QUESTIONS ON THE MATERIAL:
**1)** In the text on 5G and European sovereignty, why does Europe need to keep Huawei away from risky infrastructures? Answer in one to three sentences.
**2)** Carry on the text on 5G and European sovereignty from its last sentence.

TEXT:
- - -

Consider 5G as a critical infrastructure in the service of European sovereignty
In detail

The advent of 5G is multiplying the risks inherent in the absence of European sovereignty. The protection of European data – and therefore the promotion of both autonomy of political decision-making and the construction of an environment minimizing risks for companies – calls for choices which go far beyond the calculation of costs for operators and the immediate interests of consumers. The first of these choices is to reduce or balance dependency on outside suppliers. This is especially the case since the traditional U.S. influence exerted through its suppliers is compounded today by the risk of a Sino-American duopoly or even the supremacy of China over the telecommunications sector. It is also important to realize that if interoperability between equipment providers exists (which comes at a cost), the division of Europe’s 5G infrastructure between Huawei-equipped zones and zones supplied by other manufacturers undermines the strategic coherence of Europe between China and the United States.

Act in accordance with the precautionary principle
In detail

Because it is impossible for Huawei to demonstrate that it has no close and indelible links with the Chinese party state, there is an urgent need to keep this company away from risky infrastructures. The whole question is of course to determine the extent of the problem. In some cases, the company remains a useful spur to competition. The need to secure networks against the risk of sabotage means that there must never be reliance on a single supplier. If Europe is not capable of supporting its companies which still hold a large share of the world market, it must make a default choice by adding other non-European companies to them. They will all raise security issues, but none in a manner as uncontrollable as Huawei.

- - -

DATA UNDER STUDY:
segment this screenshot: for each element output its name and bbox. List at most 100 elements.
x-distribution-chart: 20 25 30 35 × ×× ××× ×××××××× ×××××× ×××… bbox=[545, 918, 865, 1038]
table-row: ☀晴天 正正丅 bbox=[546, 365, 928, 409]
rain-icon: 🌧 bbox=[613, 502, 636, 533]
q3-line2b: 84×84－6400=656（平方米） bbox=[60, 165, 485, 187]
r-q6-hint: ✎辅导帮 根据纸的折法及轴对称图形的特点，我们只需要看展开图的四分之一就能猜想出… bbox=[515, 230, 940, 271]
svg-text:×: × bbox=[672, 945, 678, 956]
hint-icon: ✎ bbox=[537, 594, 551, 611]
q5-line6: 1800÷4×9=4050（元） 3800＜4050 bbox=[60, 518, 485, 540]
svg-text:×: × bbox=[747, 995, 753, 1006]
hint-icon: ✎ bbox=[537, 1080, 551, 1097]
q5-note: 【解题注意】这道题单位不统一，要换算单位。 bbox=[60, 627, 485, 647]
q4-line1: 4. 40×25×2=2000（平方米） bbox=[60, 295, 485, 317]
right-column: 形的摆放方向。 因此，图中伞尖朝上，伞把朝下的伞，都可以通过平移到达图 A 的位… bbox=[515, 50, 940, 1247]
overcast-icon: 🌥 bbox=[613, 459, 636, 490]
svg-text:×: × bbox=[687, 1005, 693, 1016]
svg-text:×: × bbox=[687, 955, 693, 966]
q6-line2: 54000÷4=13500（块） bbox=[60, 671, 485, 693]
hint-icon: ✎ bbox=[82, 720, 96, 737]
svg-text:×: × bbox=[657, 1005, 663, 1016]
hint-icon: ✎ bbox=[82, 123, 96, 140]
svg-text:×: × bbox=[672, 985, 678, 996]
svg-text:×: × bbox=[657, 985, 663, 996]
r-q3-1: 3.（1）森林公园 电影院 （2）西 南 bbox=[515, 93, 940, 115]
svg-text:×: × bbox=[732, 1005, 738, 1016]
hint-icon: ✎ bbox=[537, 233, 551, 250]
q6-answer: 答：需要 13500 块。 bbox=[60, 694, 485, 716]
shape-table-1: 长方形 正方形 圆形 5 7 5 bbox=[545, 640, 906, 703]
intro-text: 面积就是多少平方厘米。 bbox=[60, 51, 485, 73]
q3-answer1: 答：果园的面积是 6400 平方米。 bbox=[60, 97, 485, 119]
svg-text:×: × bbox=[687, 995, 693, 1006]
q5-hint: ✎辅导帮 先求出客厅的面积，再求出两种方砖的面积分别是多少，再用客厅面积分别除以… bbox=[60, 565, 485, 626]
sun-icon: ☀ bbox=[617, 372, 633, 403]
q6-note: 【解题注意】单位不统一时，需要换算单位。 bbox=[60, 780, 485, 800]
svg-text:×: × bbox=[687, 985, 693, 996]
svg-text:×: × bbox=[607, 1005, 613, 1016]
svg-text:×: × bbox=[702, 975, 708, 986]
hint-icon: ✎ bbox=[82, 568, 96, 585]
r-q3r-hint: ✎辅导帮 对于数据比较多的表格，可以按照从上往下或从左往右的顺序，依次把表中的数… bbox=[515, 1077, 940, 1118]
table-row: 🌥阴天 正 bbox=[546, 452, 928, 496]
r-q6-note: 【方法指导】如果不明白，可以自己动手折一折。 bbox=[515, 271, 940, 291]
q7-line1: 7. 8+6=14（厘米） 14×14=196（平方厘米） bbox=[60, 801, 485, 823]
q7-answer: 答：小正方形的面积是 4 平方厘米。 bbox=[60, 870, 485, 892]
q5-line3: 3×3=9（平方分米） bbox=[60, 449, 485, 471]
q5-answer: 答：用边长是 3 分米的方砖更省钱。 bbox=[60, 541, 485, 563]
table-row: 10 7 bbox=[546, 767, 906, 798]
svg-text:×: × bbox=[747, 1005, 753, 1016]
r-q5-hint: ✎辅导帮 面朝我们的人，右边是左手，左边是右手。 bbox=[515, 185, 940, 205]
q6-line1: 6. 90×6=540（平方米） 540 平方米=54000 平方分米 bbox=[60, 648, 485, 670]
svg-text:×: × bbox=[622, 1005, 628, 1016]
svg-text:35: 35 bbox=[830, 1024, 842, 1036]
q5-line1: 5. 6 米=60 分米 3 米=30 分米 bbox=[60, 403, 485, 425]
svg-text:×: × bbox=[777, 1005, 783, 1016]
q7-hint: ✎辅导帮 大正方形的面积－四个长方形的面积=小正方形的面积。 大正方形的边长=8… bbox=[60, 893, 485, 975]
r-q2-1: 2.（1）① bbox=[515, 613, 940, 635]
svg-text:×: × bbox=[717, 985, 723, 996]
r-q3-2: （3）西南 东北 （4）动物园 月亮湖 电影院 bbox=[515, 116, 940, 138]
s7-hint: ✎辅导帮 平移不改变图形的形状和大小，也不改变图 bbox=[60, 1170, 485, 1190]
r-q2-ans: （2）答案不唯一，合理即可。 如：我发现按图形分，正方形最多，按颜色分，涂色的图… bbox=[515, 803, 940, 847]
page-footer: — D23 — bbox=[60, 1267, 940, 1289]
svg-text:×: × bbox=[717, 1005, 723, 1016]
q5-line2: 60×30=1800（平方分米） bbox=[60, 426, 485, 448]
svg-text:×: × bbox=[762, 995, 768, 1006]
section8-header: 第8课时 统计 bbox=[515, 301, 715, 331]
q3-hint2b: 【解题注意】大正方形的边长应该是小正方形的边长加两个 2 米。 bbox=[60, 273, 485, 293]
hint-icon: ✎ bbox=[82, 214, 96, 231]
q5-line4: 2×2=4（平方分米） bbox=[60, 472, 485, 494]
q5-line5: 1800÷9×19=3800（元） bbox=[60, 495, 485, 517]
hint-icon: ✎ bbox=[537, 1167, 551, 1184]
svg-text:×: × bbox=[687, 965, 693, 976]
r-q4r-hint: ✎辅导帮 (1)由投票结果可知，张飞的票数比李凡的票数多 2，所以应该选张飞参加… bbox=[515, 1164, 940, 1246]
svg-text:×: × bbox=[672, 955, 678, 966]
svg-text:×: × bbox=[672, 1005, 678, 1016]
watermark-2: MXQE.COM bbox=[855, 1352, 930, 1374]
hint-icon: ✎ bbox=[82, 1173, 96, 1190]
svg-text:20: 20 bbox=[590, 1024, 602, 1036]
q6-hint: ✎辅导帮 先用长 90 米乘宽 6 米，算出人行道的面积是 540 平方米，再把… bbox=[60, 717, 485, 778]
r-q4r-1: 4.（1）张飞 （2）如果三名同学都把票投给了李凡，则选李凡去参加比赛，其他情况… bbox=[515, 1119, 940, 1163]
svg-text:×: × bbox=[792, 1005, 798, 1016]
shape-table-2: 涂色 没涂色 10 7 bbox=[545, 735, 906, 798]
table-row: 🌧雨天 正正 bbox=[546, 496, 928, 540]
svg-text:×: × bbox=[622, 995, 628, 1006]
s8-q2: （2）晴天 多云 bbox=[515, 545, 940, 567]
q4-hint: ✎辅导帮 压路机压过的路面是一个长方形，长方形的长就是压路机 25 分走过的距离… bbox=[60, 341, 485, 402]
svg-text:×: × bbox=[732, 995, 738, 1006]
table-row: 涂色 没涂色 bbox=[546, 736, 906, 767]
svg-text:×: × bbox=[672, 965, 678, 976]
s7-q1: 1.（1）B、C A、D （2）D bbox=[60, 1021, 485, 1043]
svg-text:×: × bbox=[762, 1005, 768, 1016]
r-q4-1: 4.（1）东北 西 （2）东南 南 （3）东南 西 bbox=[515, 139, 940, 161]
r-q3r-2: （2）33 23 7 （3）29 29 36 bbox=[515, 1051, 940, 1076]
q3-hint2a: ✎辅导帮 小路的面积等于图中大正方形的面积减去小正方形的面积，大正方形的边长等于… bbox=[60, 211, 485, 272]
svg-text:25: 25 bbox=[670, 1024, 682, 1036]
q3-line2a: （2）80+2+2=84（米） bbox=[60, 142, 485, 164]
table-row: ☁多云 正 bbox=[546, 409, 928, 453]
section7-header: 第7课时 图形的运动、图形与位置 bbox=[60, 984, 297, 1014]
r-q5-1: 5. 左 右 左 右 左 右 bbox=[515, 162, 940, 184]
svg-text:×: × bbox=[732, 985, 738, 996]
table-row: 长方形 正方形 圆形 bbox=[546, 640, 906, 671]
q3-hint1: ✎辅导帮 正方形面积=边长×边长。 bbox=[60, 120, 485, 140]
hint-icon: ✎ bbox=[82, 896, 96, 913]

- - -

RESPONSES BY ITEM NUMBER:
**1)** Huawei cannot demonstrate that it has no close and indelible links with the Chinese party state. That makes it urgent to keep the company away from risky infrastructures.

**2)**
Intensify defensive efforts
In detail

All flaws in 5G architecture are likely to be exploited by malicious actors. There is no Maginot line in the protection of interconnected networks. The training of qualified staff is a critical investment. The strengthening of human resources in the least well-provided member states is also important. The promotion of joint practices by the European Union must be supported by the member states most advanced in their 5G certification process. The sharing of R&D in network security must go further, as the data to be protected will not be concentrated in few very specific points on European territory. The current European approach focused on administrative regulation and the certification of equipment should be the subject of an exchange of best practices with the American ally. Europe must also reach a conclusion on the administrative measures needed to manage the risk of 5G equipment in the longer term. It is clear that there is no technical answer today that will remain valid with certainty in 5 years, as the balance between offensive and defensive measures against telecommunications networks is by essence unstable.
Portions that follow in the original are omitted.